- [What the task asks]: Copy out each line below that has the word "text" in it.

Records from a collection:
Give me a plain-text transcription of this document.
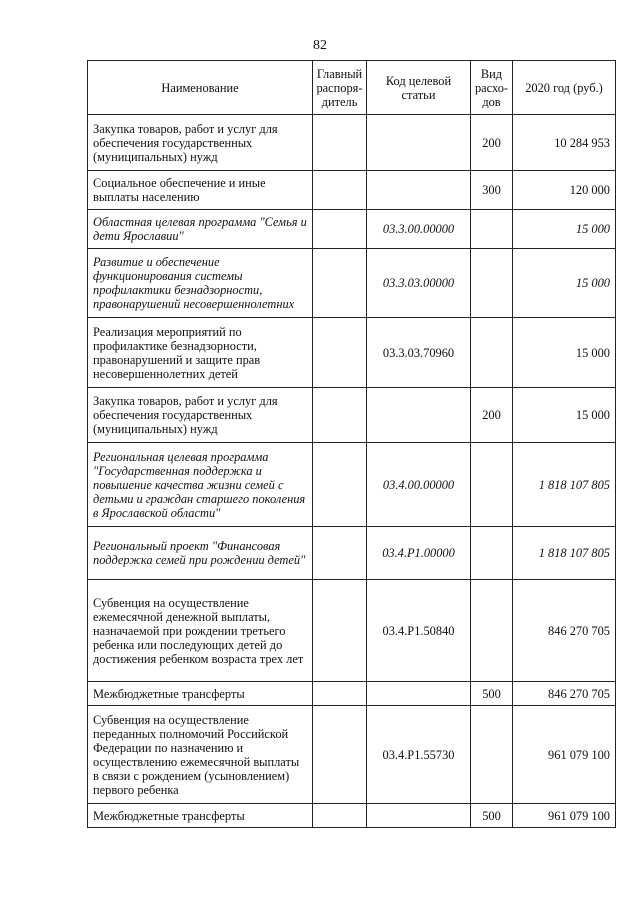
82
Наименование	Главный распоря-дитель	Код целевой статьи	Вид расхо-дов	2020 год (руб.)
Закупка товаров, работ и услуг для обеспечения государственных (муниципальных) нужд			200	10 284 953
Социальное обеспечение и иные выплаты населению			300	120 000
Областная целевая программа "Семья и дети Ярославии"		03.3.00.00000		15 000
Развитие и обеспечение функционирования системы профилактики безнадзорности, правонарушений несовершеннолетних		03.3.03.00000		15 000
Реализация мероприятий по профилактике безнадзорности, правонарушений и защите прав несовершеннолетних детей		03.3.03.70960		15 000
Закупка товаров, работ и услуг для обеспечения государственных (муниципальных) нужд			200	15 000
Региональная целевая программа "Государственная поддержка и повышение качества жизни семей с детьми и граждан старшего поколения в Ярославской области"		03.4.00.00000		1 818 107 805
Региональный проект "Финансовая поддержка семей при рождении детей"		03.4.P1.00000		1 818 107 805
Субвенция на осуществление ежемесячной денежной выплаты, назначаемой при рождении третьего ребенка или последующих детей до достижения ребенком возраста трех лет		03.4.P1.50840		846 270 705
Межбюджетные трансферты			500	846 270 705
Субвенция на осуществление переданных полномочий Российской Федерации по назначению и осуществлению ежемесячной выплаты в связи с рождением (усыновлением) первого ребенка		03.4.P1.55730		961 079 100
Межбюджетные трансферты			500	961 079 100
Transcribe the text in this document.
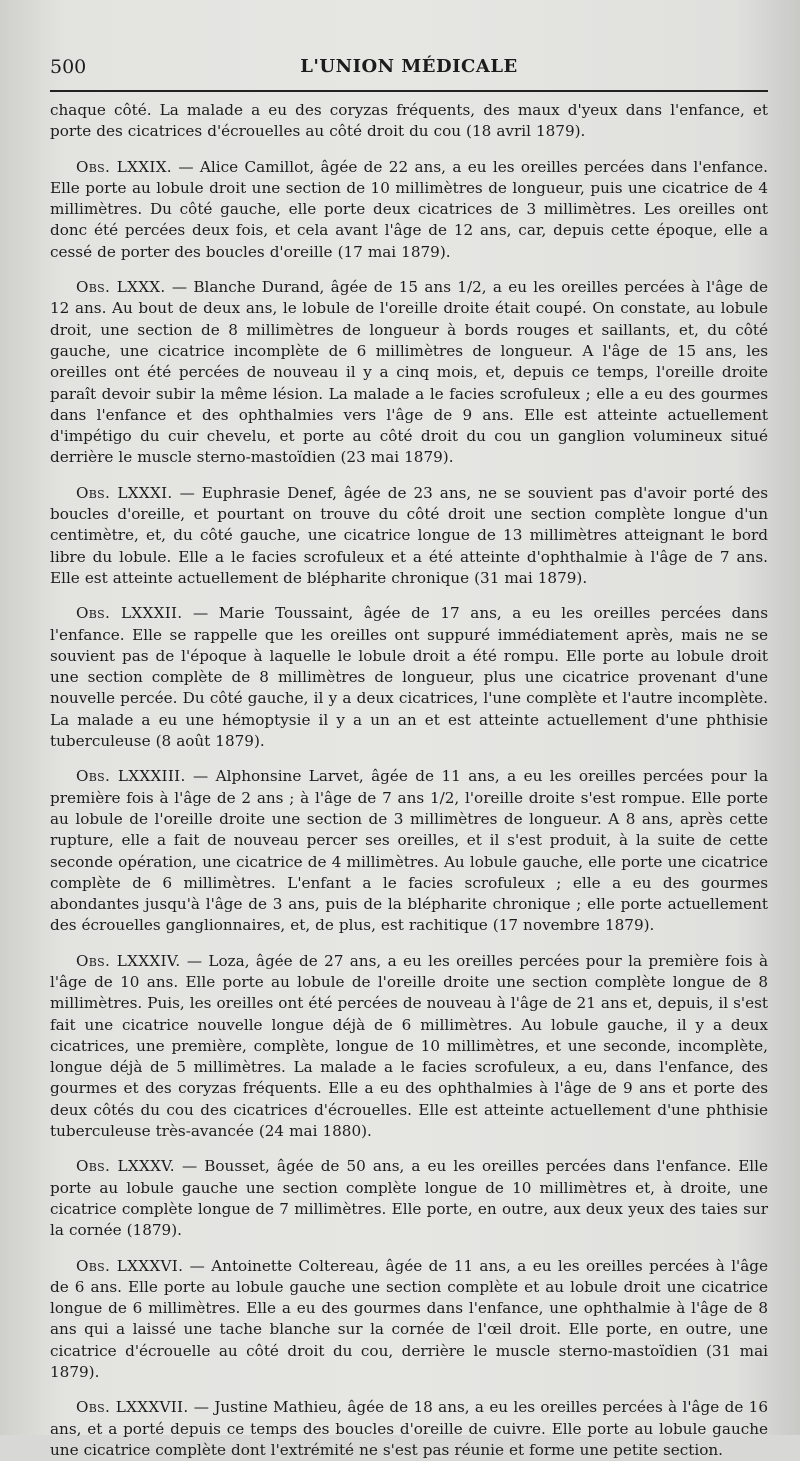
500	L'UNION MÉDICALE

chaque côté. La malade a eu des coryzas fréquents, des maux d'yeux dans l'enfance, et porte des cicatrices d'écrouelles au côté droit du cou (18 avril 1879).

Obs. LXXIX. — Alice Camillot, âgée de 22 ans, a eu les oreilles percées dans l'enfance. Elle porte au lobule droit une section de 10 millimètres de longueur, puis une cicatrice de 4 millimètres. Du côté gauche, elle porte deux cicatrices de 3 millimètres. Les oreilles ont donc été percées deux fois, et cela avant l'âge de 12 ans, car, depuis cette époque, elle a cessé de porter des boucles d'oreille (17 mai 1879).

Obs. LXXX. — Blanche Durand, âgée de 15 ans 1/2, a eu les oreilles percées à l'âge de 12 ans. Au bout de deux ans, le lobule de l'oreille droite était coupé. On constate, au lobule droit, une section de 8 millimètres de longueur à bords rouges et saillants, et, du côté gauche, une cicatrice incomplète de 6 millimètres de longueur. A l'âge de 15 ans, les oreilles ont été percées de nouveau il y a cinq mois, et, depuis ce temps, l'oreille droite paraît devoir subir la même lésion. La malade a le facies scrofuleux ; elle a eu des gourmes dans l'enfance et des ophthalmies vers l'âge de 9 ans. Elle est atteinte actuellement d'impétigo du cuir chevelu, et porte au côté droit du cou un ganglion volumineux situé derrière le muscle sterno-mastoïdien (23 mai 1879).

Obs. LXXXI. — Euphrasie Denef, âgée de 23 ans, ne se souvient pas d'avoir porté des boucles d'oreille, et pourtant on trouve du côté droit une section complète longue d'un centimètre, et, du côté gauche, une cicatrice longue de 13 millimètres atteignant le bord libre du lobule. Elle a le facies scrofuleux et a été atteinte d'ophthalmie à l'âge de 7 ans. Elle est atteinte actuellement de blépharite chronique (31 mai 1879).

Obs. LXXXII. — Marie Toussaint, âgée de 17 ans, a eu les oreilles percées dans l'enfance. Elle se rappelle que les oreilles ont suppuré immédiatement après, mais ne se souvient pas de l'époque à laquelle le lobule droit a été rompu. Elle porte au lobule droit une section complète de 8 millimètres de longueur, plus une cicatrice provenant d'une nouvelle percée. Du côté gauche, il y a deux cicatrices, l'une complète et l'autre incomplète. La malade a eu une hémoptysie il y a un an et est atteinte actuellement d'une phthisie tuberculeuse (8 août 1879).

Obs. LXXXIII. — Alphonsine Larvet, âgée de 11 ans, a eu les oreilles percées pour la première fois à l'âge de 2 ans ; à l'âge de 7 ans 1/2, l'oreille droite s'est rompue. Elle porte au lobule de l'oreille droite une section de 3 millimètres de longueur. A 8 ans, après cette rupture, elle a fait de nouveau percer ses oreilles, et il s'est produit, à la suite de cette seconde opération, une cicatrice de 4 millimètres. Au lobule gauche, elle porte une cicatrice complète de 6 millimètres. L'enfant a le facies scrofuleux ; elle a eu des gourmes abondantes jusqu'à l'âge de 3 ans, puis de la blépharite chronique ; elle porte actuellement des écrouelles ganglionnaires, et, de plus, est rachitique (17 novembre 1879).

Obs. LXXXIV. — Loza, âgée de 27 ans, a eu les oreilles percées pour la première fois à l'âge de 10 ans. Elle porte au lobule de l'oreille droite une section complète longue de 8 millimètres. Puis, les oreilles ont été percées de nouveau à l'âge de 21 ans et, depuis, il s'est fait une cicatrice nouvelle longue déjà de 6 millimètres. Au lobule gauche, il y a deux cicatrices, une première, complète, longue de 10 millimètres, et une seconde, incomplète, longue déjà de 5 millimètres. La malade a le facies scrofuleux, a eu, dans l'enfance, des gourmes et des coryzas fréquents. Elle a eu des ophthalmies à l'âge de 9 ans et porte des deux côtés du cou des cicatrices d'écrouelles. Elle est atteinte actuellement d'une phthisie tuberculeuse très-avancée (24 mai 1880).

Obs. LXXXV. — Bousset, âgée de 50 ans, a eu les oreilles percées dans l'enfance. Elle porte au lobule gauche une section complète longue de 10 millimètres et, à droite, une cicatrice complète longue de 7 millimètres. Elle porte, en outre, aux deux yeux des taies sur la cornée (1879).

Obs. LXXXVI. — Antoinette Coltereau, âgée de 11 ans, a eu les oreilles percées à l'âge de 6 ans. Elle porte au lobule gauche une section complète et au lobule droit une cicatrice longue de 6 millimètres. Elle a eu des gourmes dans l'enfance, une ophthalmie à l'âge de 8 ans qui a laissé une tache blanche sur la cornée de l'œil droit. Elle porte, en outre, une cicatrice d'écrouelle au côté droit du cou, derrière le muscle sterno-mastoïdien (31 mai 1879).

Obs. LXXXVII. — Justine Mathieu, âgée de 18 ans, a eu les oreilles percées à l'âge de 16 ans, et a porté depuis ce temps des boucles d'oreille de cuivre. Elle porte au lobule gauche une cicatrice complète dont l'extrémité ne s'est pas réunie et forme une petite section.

- [Answer to this problem]:
Give me a plain-text transcription of this document.
Transcribe the text in this document.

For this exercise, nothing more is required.